▶ Description of the task:
Determine how many lines of the records include "коммунальной", and answer with the number alone.
▼
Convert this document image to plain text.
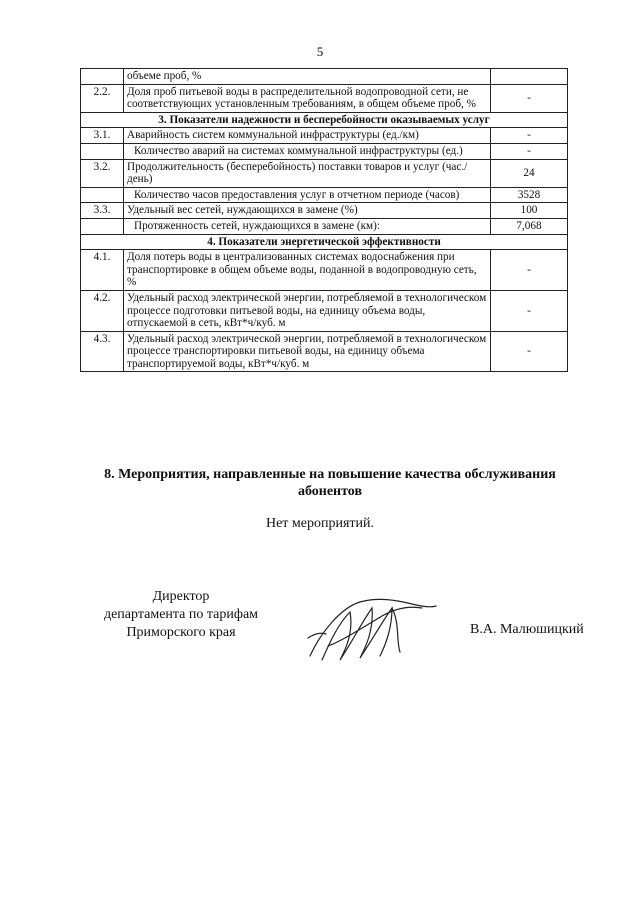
5
	объеме проб, %	
2.2.	Доля проб питьевой воды в распределительной водопроводной сети, не соответствующих установленным требованиям, в общем объеме проб, %	-
3. Показатели надежности и бесперебойности оказываемых услуг		
3.1.	Аварийность систем коммунальной инфраструктуры (ед./км)	-
	Количество аварий на системах коммунальной инфраструктуры (ед.)	-
3.2.	Продолжительность (бесперебойность) поставки товаров и услуг (час./день)	24
	Количество часов предоставления услуг в отчетном периоде (часов)	3528
3.3.	Удельный вес сетей, нуждающихся в замене (%)	100
	Протяженность сетей, нуждающихся в замене (км):	7,068
4. Показатели энергетической эффективности		
4.1.	Доля потерь воды в централизованных системах водоснабжения при транспортировке в общем объеме воды, поданной в водопроводную сеть, %	-
4.2.	Удельный расход электрической энергии, потребляемой в технологическом процессе подготовки питьевой воды, на единицу объема воды, отпускаемой в сеть, кВт*ч/куб. м	-
4.3.	Удельный расход электрической энергии, потребляемой в технологическом процессе транспортировки питьевой воды, на единицу объема транспортируемой воды, кВт*ч/куб. м	-
8. Мероприятия, направленные на повышение качества обслуживания абонентов
Нет мероприятий.
Директор
департамента по тарифам
Приморского края	В.А. Малюшицкий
▲
▶ Result below:
2